• _Dataset records_

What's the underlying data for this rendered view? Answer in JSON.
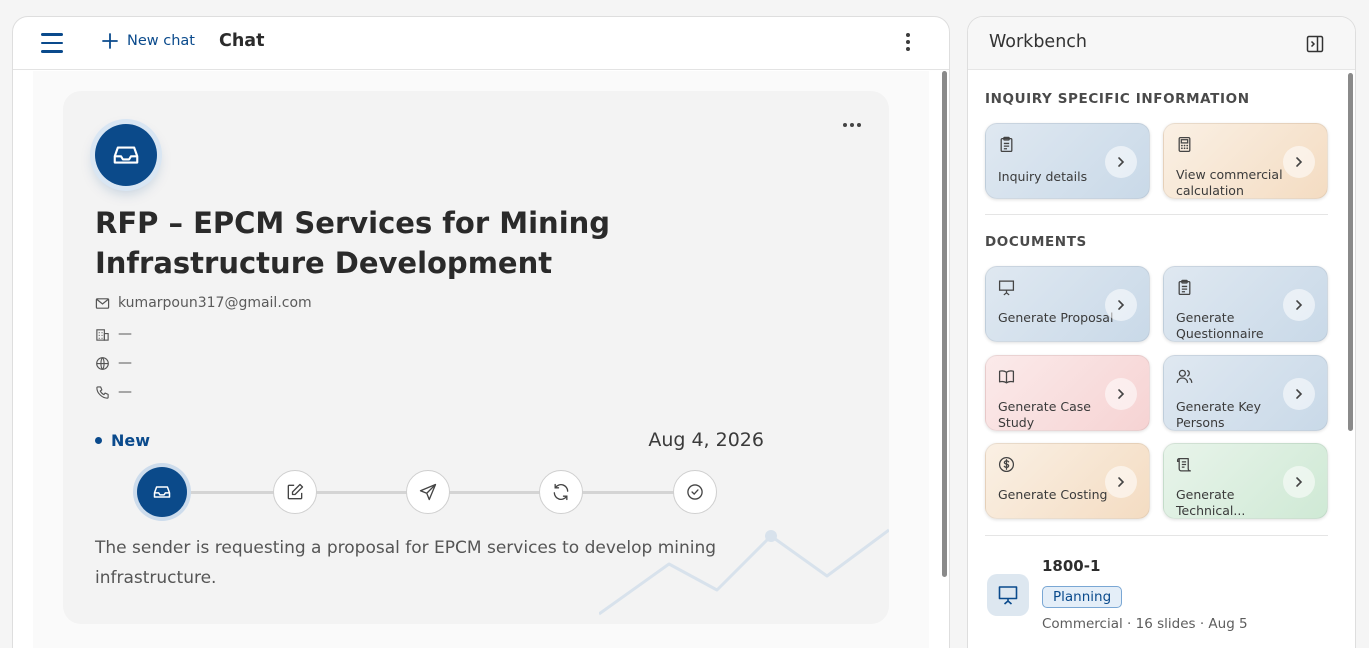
{
  "chat": {
    "new_chat_label": "New chat",
    "title": "Chat",
    "card": {
      "title": "RFP – EPCM Services for Mining Infrastructure Development",
      "email": "kumarpoun317@gmail.com",
      "company": "—",
      "website": "—",
      "phone": "—",
      "status": "New",
      "date": "Aug 4, 2026",
      "summary": "The sender is requesting a proposal for EPCM services to develop mining infrastructure.",
      "steps": [
        "inbox-icon",
        "edit-icon",
        "send-icon",
        "refresh-icon",
        "check-circle-icon"
      ]
    }
  },
  "workbench": {
    "title": "Workbench",
    "inquiry_section": {
      "title": "INQUIRY SPECIFIC INFORMATION",
      "tiles": [
        {
          "label": "Inquiry details",
          "icon": "clipboard-icon",
          "color": "#d3e0ec"
        },
        {
          "label": "View commercial calculation",
          "icon": "calculator-icon",
          "color": "#f6e4d0"
        }
      ]
    },
    "documents_section": {
      "title": "DOCUMENTS",
      "tiles": [
        {
          "label": "Generate Proposal",
          "icon": "presentation-icon",
          "color": "#d3e0ec"
        },
        {
          "label": "Generate Questionnaire",
          "icon": "clipboard-icon",
          "color": "#d3e0ec"
        },
        {
          "label": "Generate Case Study",
          "icon": "book-icon",
          "color": "#f8dede"
        },
        {
          "label": "Generate Key Persons",
          "icon": "users-icon",
          "color": "#d3e0ec"
        },
        {
          "label": "Generate Costing",
          "icon": "dollar-icon",
          "color": "#f6e4d0"
        },
        {
          "label": "Generate Technical...",
          "icon": "scroll-icon",
          "color": "#dbeedf"
        }
      ]
    },
    "recent_document": {
      "name": "1800-1",
      "badge": "Planning",
      "meta": "Commercial · 16 slides · Aug 5"
    }
  },
  "colors": {
    "brand": "#0a4a8c",
    "background": "#f5f5f5"
  }
}
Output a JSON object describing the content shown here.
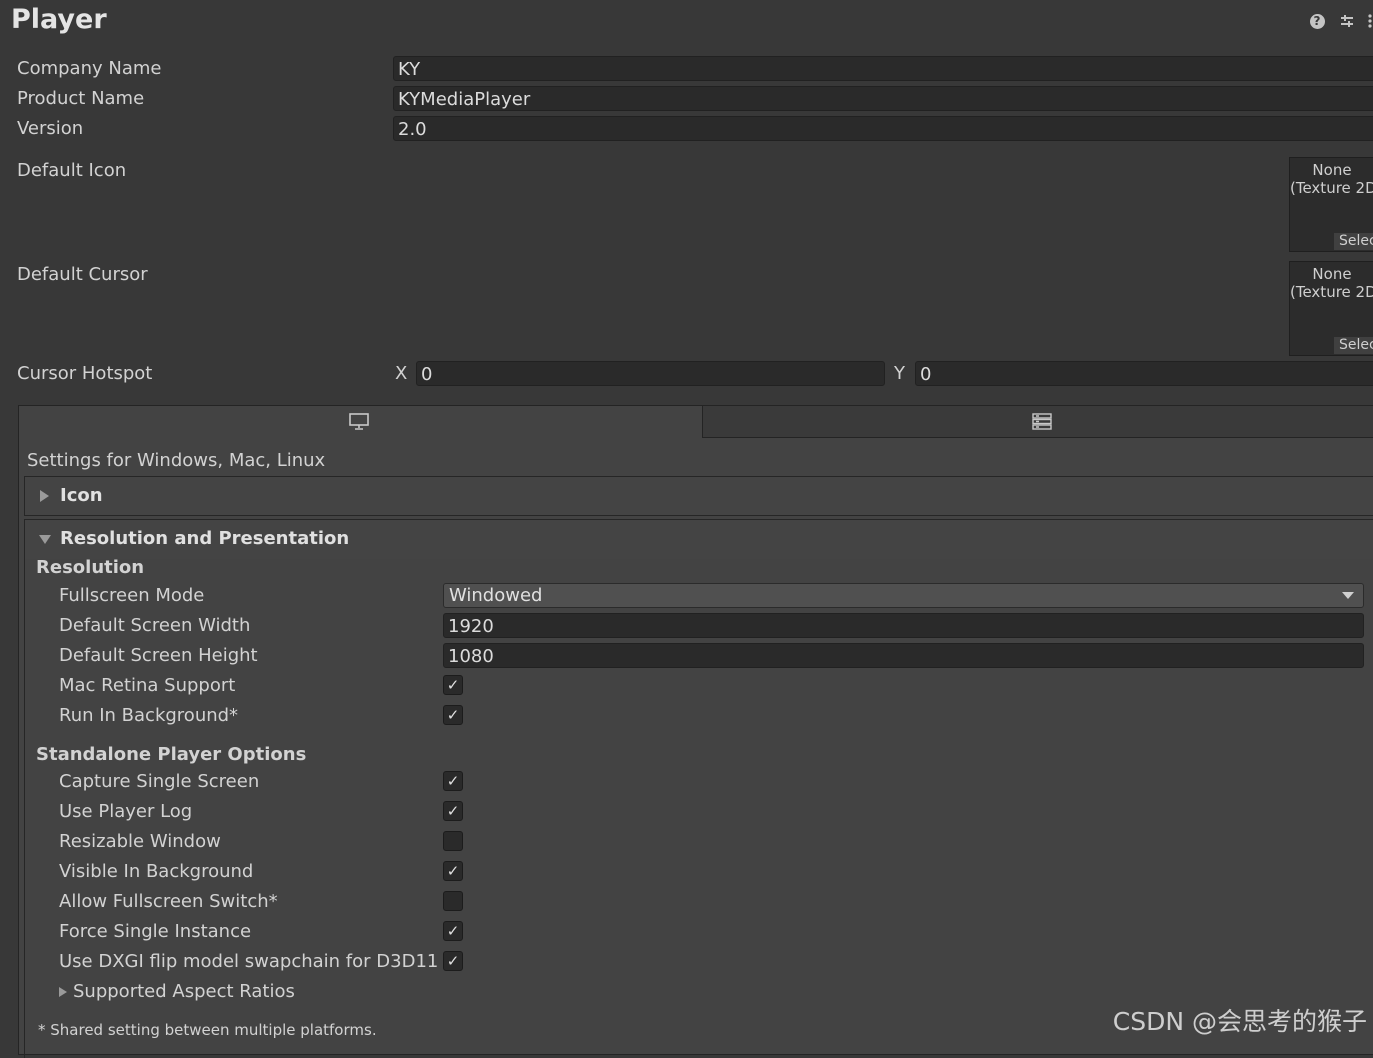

• _What you should do_
The data above should be repeated exactly, minus any pictures.

• _Solution_
What's the underlying data for this rendered view? Answer in JSON.
{
  "chat": {
    "new_chat_label": "New chat",
    "title": "Chat",
    "card": {
      "title": "RFP – EPCM Services for Mining Infrastructure Development",
      "email": "kumarpoun317@gmail.com",
      "company": "—",
      "website": "—",
      "phone": "—",
      "status": "New",
      "date": "Aug 4, 2026",
      "summary": "The sender is requesting a proposal for EPCM services to develop mining infrastructure.",
      "steps": [
        "inbox-icon",
        "edit-icon",
        "send-icon",
        "refresh-icon",
        "check-circle-icon"
      ]
    }
  },
  "workbench": {
    "title": "Workbench",
    "inquiry_section": {
      "title": "INQUIRY SPECIFIC INFORMATION",
      "tiles": [
        {
          "label": "Inquiry details",
          "icon": "clipboard-icon",
          "color": "#d3e0ec"
        },
        {
          "label": "View commercial calculation",
          "icon": "calculator-icon",
          "color": "#f6e4d0"
        }
      ]
    },
    "documents_section": {
      "title": "DOCUMENTS",
      "tiles": [
        {
          "label": "Generate Proposal",
          "icon": "presentation-icon",
          "color": "#d3e0ec"
        },
        {
          "label": "Generate Questionnaire",
          "icon": "clipboard-icon",
          "color": "#d3e0ec"
        },
        {
          "label": "Generate Case Study",
          "icon": "book-icon",
          "color": "#f8dede"
        },
        {
          "label": "Generate Key Persons",
          "icon": "users-icon",
          "color": "#d3e0ec"
        },
        {
          "label": "Generate Costing",
          "icon": "dollar-icon",
          "color": "#f6e4d0"
        },
        {
          "label": "Generate Technical...",
          "icon": "scroll-icon",
          "color": "#dbeedf"
        }
      ]
    },
    "recent_document": {
      "name": "1800-1",
      "badge": "Planning",
      "meta": "Commercial · 16 slides · Aug 5"
    }
  },
  "colors": {
    "brand": "#0a4a8c",
    "background": "#f5f5f5"
  }
}
Output a JSON object describing the content shown here.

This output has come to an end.